Dataset items
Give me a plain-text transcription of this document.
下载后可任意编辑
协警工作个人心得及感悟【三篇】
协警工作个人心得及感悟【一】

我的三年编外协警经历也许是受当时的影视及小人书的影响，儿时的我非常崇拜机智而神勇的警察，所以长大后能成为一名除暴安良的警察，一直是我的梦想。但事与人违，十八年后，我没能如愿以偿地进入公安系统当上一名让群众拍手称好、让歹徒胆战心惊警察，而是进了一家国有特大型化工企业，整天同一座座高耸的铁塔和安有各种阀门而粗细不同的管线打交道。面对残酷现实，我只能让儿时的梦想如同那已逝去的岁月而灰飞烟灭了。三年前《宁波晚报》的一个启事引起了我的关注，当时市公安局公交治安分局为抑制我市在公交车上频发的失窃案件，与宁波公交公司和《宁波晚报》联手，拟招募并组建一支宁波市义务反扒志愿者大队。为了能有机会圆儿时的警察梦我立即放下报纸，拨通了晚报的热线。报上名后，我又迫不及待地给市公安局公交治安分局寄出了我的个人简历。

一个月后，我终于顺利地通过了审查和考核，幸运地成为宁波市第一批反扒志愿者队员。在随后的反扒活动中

GIVEN INSTRUCTION: Copy all of the material word for word.

COMPLETED TASK:
Give me a plain-text transcription of this document.
下载后可任意编辑
协警工作个人心得及感悟【三篇】
协警工作个人心得及感悟【一】

我的三年编外协警经历也许是受当时的影视及小人书的影响，儿时的我非常崇拜机智而神勇的警察，所以长大后能成为一名除暴安良的警察，一直是我的梦想。但事与人违，十八年后，我没能如愿以偿地进入公安系统当上一名让群众拍手称好、让歹徒胆战心惊警察，而是进了一家国有特大型化工企业，整天同一座座高耸的铁塔和安有各种阀门而粗细不同的管线打交道。面对残酷现实，我只能让儿时的梦想如同那已逝去的岁月而灰飞烟灭了。三年前《宁波晚报》的一个启事引起了我的关注，当时市公安局公交治安分局为抑制我市在公交车上频发的失窃案件，与宁波公交公司和《宁波晚报》联手，拟招募并组建一支宁波市义务反扒志愿者大队。为了能有机会圆儿时的警察梦我立即放下报纸，拨通了晚报的热线。报上名后，我又迫不及待地给市公安局公交治安分局寄出了我的个人简历。

一个月后，我终于顺利地通过了审查和考核，幸运地成为宁波市第一批反扒志愿者队员。在随后的反扒活动中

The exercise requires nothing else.